* _YOUR OBJECTIVE_: Omit the pictures and output every entry below exactly as written.

* _DATASET EXCERPTS_:
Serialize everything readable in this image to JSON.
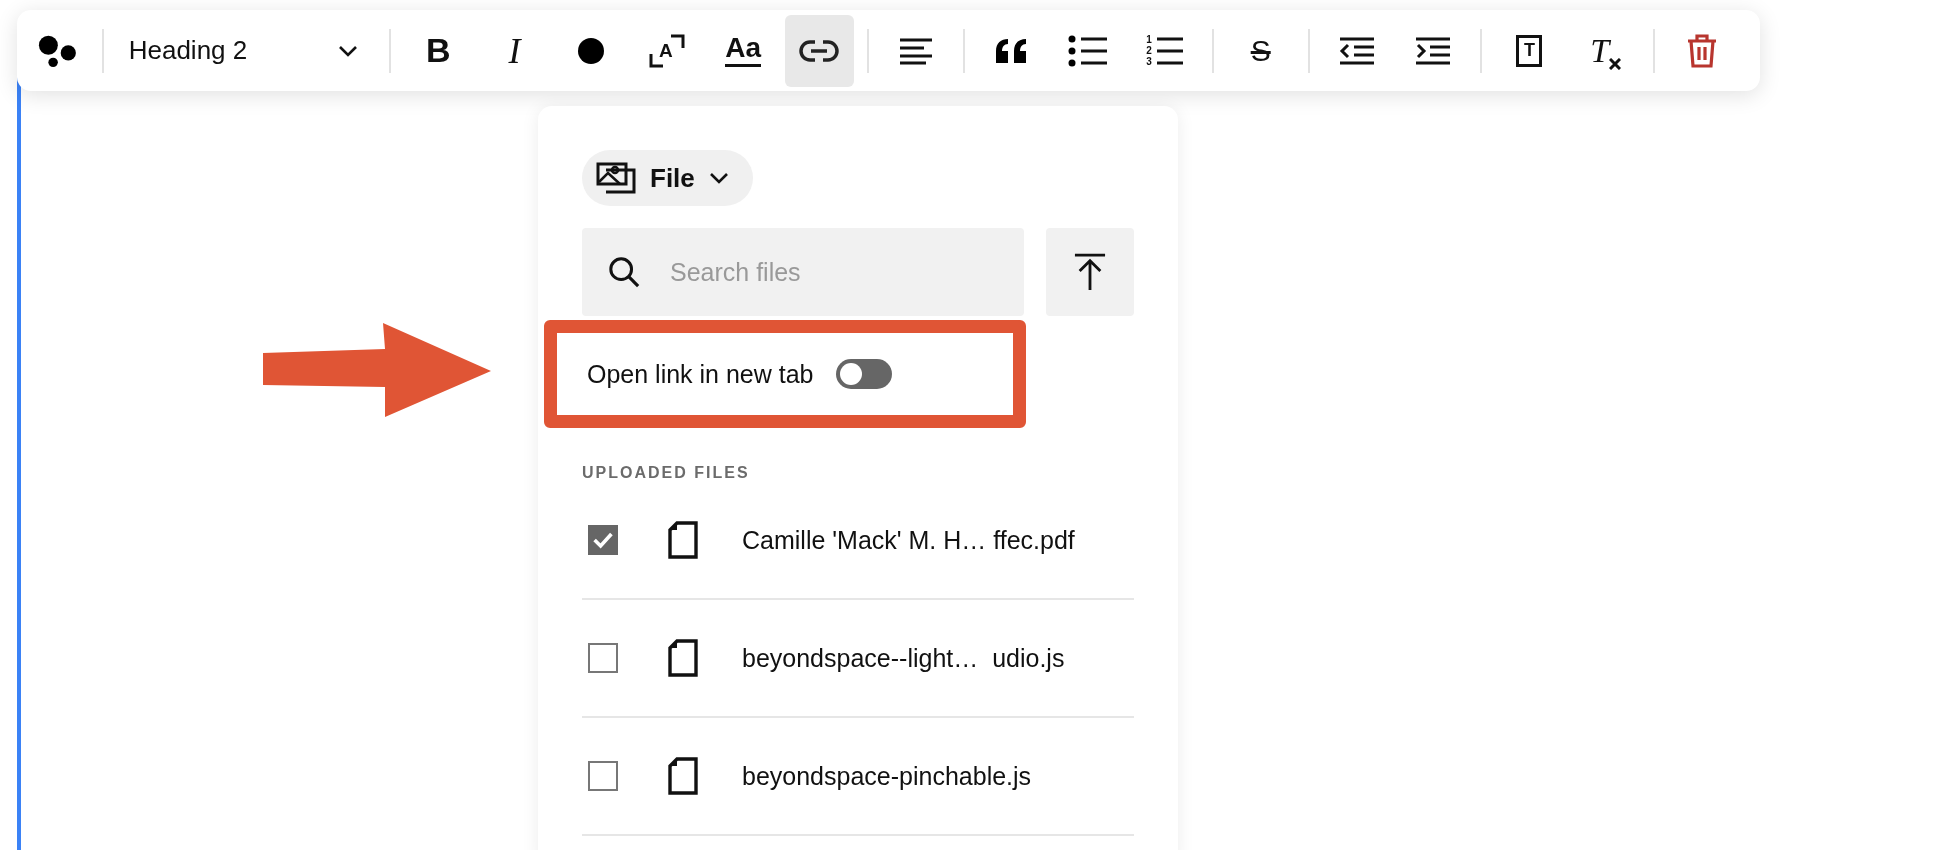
{
  "toolbar": {
    "block_style": "Heading 2",
    "items": [
      {
        "kind": "bold",
        "glyph": "B",
        "selected": false
      },
      {
        "kind": "italic",
        "glyph": "I",
        "selected": false
      },
      {
        "kind": "color",
        "selected": false
      },
      {
        "kind": "size",
        "glyph": "A",
        "selected": false
      },
      {
        "kind": "font",
        "glyph": "Aa",
        "selected": false
      },
      {
        "kind": "link",
        "selected": true
      },
      {
        "kind": "divider"
      },
      {
        "kind": "align",
        "selected": false
      },
      {
        "kind": "divider"
      },
      {
        "kind": "quote",
        "selected": false
      },
      {
        "kind": "bullets",
        "selected": false
      },
      {
        "kind": "numbered",
        "glyph": "123",
        "selected": false
      },
      {
        "kind": "divider"
      },
      {
        "kind": "strike",
        "glyph": "S",
        "selected": false
      },
      {
        "kind": "divider"
      },
      {
        "kind": "outdent",
        "selected": false
      },
      {
        "kind": "indent",
        "selected": false
      },
      {
        "kind": "divider"
      },
      {
        "kind": "clipboard",
        "glyph": "T",
        "selected": false
      },
      {
        "kind": "clear",
        "glyph": "T",
        "selected": false
      },
      {
        "kind": "divider"
      },
      {
        "kind": "delete",
        "selected": false
      }
    ]
  },
  "panel": {
    "source": "File",
    "search": {
      "placeholder": "Search files"
    },
    "open_in_new_tab": {
      "label": "Open link in new tab",
      "on": false
    },
    "section_title": "UPLOADED FILES",
    "files": [
      {
        "name": "Camille 'Mack' M. H… ffec.pdf",
        "checked": true
      },
      {
        "name": "beyondspace--light…  udio.js",
        "checked": false
      },
      {
        "name": "beyondspace-pinchable.js",
        "checked": false
      }
    ]
  }
}
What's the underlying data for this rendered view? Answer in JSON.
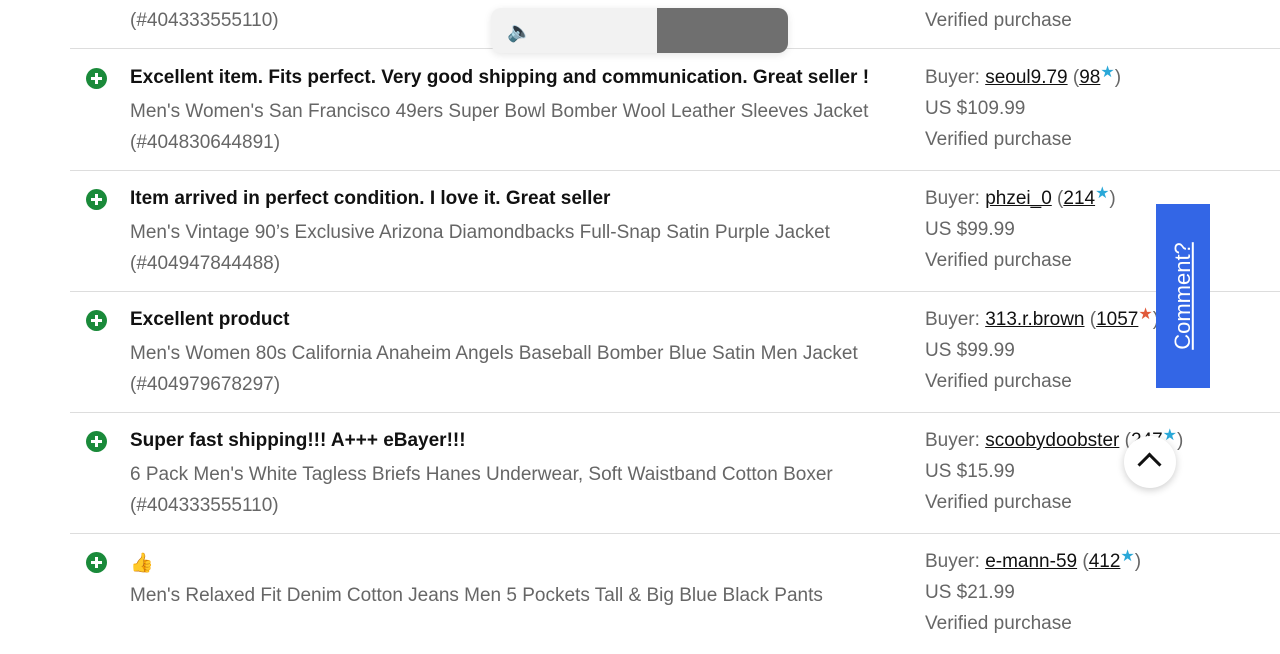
{
  "top_partial": {
    "product_ref": "(#404333555110)",
    "verified": "Verified purchase"
  },
  "audio_control": {
    "icon": "speaker-icon"
  },
  "reviews": [
    {
      "title": "Excellent item. Fits perfect. Very good shipping and communication. Great seller !",
      "product_line1": "Men's Women's San Francisco 49ers Super Bowl Bomber Wool Leather Sleeves Jacket",
      "product_line2": "(#404830644891)",
      "buyer_label": "Buyer:",
      "buyer_name": "seoul9.79",
      "feedback": "98",
      "star_color": "#2aa8d8",
      "price": "US $109.99",
      "verified": "Verified purchase"
    },
    {
      "title": "Item arrived in perfect condition. I love it. Great seller",
      "product_line1": "Men's Vintage 90’s Exclusive Arizona Diamondbacks Full-Snap Satin Purple Jacket",
      "product_line2": "(#404947844488)",
      "buyer_label": "Buyer:",
      "buyer_name": "phzei_0",
      "feedback": "214",
      "star_color": "#2aa8d8",
      "price": "US $99.99",
      "verified": "Verified purchase"
    },
    {
      "title": "Excellent product",
      "product_line1": "Men's Women 80s California Anaheim Angels Baseball Bomber Blue Satin Men Jacket",
      "product_line2": "(#404979678297)",
      "buyer_label": "Buyer:",
      "buyer_name": "313.r.brown",
      "feedback": "1057",
      "star_color": "#e05a3a",
      "price": "US $99.99",
      "verified": "Verified purchase"
    },
    {
      "title": "Super fast shipping!!! A+++ eBayer!!!",
      "product_line1": "6 Pack Men's White Tagless Briefs Hanes Underwear, Soft Waistband Cotton Boxer",
      "product_line2": "(#404333555110)",
      "buyer_label": "Buyer:",
      "buyer_name": "scoobydoobster",
      "feedback": "247",
      "star_color": "#2aa8d8",
      "price": "US $15.99",
      "verified": "Verified purchase"
    },
    {
      "title": "👍",
      "product_line1": "Men's Relaxed Fit Denim Cotton Jeans Men 5 Pockets Tall & Big Blue Black Pants",
      "product_line2": "",
      "buyer_label": "Buyer:",
      "buyer_name": "e-mann-59",
      "feedback": "412",
      "star_color": "#2aa8d8",
      "price": "US $21.99",
      "verified": "Verified purchase"
    }
  ],
  "comment_tab": {
    "label": "Comment?",
    "color": "#3366e6"
  },
  "scroll_top": {
    "icon": "chevron-up-icon"
  }
}
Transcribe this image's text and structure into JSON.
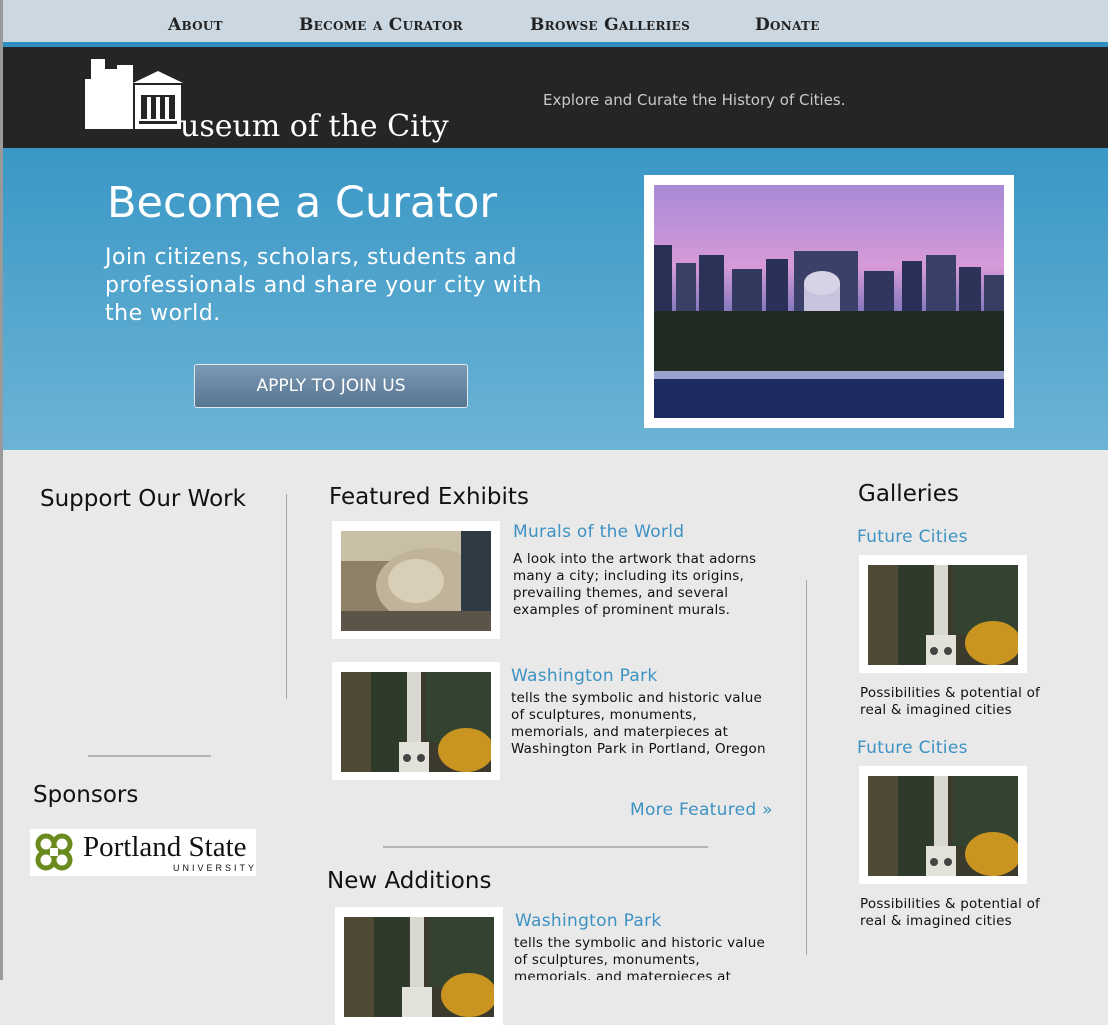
{
  "nav": {
    "items": [
      {
        "label": "About"
      },
      {
        "label": "Become a Curator"
      },
      {
        "label": "Browse Galleries"
      },
      {
        "label": "Donate"
      }
    ]
  },
  "header": {
    "logo_text": "useum of the City",
    "tagline": "Explore and Curate the History of Cities."
  },
  "hero": {
    "title": "Become a Curator",
    "subtitle": "Join citizens, scholars, students and professionals and share your city with the world.",
    "button_label": "APPLY TO JOIN US"
  },
  "support": {
    "heading": "Support Our Work"
  },
  "sponsors": {
    "heading": "Sponsors",
    "logo_name": "Portland State",
    "logo_sub": "UNIVERSITY"
  },
  "featured": {
    "heading": "Featured Exhibits",
    "items": [
      {
        "title": "Murals of the World",
        "description": "A look into the artwork that adorns many a city; including its origins, prevailing themes, and several examples of prominent murals.",
        "image": "mural-photo"
      },
      {
        "title": "Washington Park",
        "description": "tells the symbolic and historic value of sculptures, monuments, memorials, and materpieces at Washington Park in Portland, Oregon",
        "image": "monument-photo"
      }
    ],
    "more_link": "More Featured »"
  },
  "new_additions": {
    "heading": "New Additions",
    "items": [
      {
        "title": "Washington Park",
        "description": "tells the symbolic and historic value of sculptures, monuments, memorials, and materpieces at",
        "image": "monument-photo"
      }
    ]
  },
  "galleries": {
    "heading": "Galleries",
    "items": [
      {
        "title": "Future Cities",
        "description": "Possibilities & potential of real & imagined cities",
        "image": "monument-photo"
      },
      {
        "title": "Future Cities",
        "description": "Possibilities & potential of real & imagined cities",
        "image": "monument-photo"
      }
    ]
  },
  "colors": {
    "nav_bg": "#cbd8e2",
    "accent_blue": "#2e8fc0",
    "header_bg": "#252525",
    "link_blue": "#3d92c4",
    "content_bg": "#e9e9e9",
    "psu_green": "#6a8a1e"
  }
}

* _OUTPUT OF THE TASK_:
Serialize everything readable in this image to JSON.
{
  "toolbar": {
    "block_style": "Heading 2",
    "items": [
      {
        "kind": "bold",
        "glyph": "B",
        "selected": false
      },
      {
        "kind": "italic",
        "glyph": "I",
        "selected": false
      },
      {
        "kind": "color",
        "selected": false
      },
      {
        "kind": "size",
        "glyph": "A",
        "selected": false
      },
      {
        "kind": "font",
        "glyph": "Aa",
        "selected": false
      },
      {
        "kind": "link",
        "selected": true
      },
      {
        "kind": "divider"
      },
      {
        "kind": "align",
        "selected": false
      },
      {
        "kind": "divider"
      },
      {
        "kind": "quote",
        "selected": false
      },
      {
        "kind": "bullets",
        "selected": false
      },
      {
        "kind": "numbered",
        "glyph": "123",
        "selected": false
      },
      {
        "kind": "divider"
      },
      {
        "kind": "strike",
        "glyph": "S",
        "selected": false
      },
      {
        "kind": "divider"
      },
      {
        "kind": "outdent",
        "selected": false
      },
      {
        "kind": "indent",
        "selected": false
      },
      {
        "kind": "divider"
      },
      {
        "kind": "clipboard",
        "glyph": "T",
        "selected": false
      },
      {
        "kind": "clear",
        "glyph": "T",
        "selected": false
      },
      {
        "kind": "divider"
      },
      {
        "kind": "delete",
        "selected": false
      }
    ]
  },
  "panel": {
    "source": "File",
    "search": {
      "placeholder": "Search files"
    },
    "open_in_new_tab": {
      "label": "Open link in new tab",
      "on": false
    },
    "section_title": "UPLOADED FILES",
    "files": [
      {
        "name": "Camille 'Mack' M. H… ffec.pdf",
        "checked": true
      },
      {
        "name": "beyondspace--light…  udio.js",
        "checked": false
      },
      {
        "name": "beyondspace-pinchable.js",
        "checked": false
      }
    ]
  }
}
What's the underlying data for this rendered view? Answer in JSON.
{
  "top_partial": {
    "product_ref": "(#404333555110)",
    "verified": "Verified purchase"
  },
  "audio_control": {
    "icon": "speaker-icon"
  },
  "reviews": [
    {
      "title": "Excellent item. Fits perfect. Very good shipping and communication. Great seller !",
      "product_line1": "Men's Women's San Francisco 49ers Super Bowl Bomber Wool Leather Sleeves Jacket",
      "product_line2": "(#404830644891)",
      "buyer_label": "Buyer:",
      "buyer_name": "seoul9.79",
      "feedback": "98",
      "star_color": "#2aa8d8",
      "price": "US $109.99",
      "verified": "Verified purchase"
    },
    {
      "title": "Item arrived in perfect condition. I love it. Great seller",
      "product_line1": "Men's Vintage 90’s Exclusive Arizona Diamondbacks Full-Snap Satin Purple Jacket",
      "product_line2": "(#404947844488)",
      "buyer_label": "Buyer:",
      "buyer_name": "phzei_0",
      "feedback": "214",
      "star_color": "#2aa8d8",
      "price": "US $99.99",
      "verified": "Verified purchase"
    },
    {
      "title": "Excellent product",
      "product_line1": "Men's Women 80s California Anaheim Angels Baseball Bomber Blue Satin Men Jacket",
      "product_line2": "(#404979678297)",
      "buyer_label": "Buyer:",
      "buyer_name": "313.r.brown",
      "feedback": "1057",
      "star_color": "#e05a3a",
      "price": "US $99.99",
      "verified": "Verified purchase"
    },
    {
      "title": "Super fast shipping!!! A+++ eBayer!!!",
      "product_line1": "6 Pack Men's White Tagless Briefs Hanes Underwear, Soft Waistband Cotton Boxer",
      "product_line2": "(#404333555110)",
      "buyer_label": "Buyer:",
      "buyer_name": "scoobydoobster",
      "feedback": "247",
      "star_color": "#2aa8d8",
      "price": "US $15.99",
      "verified": "Verified purchase"
    },
    {
      "title": "👍",
      "product_line1": "Men's Relaxed Fit Denim Cotton Jeans Men 5 Pockets Tall & Big Blue Black Pants",
      "product_line2": "",
      "buyer_label": "Buyer:",
      "buyer_name": "e-mann-59",
      "feedback": "412",
      "star_color": "#2aa8d8",
      "price": "US $21.99",
      "verified": "Verified purchase"
    }
  ],
  "comment_tab": {
    "label": "Comment?",
    "color": "#3366e6"
  },
  "scroll_top": {
    "icon": "chevron-up-icon"
  }
}
Transcribe this image's text and structure into JSON.
{
  "nav": {
    "items": [
      {
        "label": "About"
      },
      {
        "label": "Become a Curator"
      },
      {
        "label": "Browse Galleries"
      },
      {
        "label": "Donate"
      }
    ]
  },
  "header": {
    "logo_text": "useum of the City",
    "tagline": "Explore and Curate the History of Cities."
  },
  "hero": {
    "title": "Become a Curator",
    "subtitle": "Join citizens, scholars, students and professionals and share your city with the world.",
    "button_label": "APPLY TO JOIN US"
  },
  "support": {
    "heading": "Support Our Work"
  },
  "sponsors": {
    "heading": "Sponsors",
    "logo_name": "Portland State",
    "logo_sub": "UNIVERSITY"
  },
  "featured": {
    "heading": "Featured Exhibits",
    "items": [
      {
        "title": "Murals of the World",
        "description": "A look into the artwork that adorns many a city; including its origins, prevailing themes, and several examples of prominent murals.",
        "image": "mural-photo"
      },
      {
        "title": "Washington Park",
        "description": "tells the symbolic and historic value of sculptures, monuments, memorials, and materpieces at Washington Park in Portland, Oregon",
        "image": "monument-photo"
      }
    ],
    "more_link": "More Featured »"
  },
  "new_additions": {
    "heading": "New Additions",
    "items": [
      {
        "title": "Washington Park",
        "description": "tells the symbolic and historic value of sculptures, monuments, memorials, and materpieces at",
        "image": "monument-photo"
      }
    ]
  },
  "galleries": {
    "heading": "Galleries",
    "items": [
      {
        "title": "Future Cities",
        "description": "Possibilities & potential of real & imagined cities",
        "image": "monument-photo"
      },
      {
        "title": "Future Cities",
        "description": "Possibilities & potential of real & imagined cities",
        "image": "monument-photo"
      }
    ]
  },
  "colors": {
    "nav_bg": "#cbd8e2",
    "accent_blue": "#2e8fc0",
    "header_bg": "#252525",
    "link_blue": "#3d92c4",
    "content_bg": "#e9e9e9",
    "psu_green": "#6a8a1e"
  }
}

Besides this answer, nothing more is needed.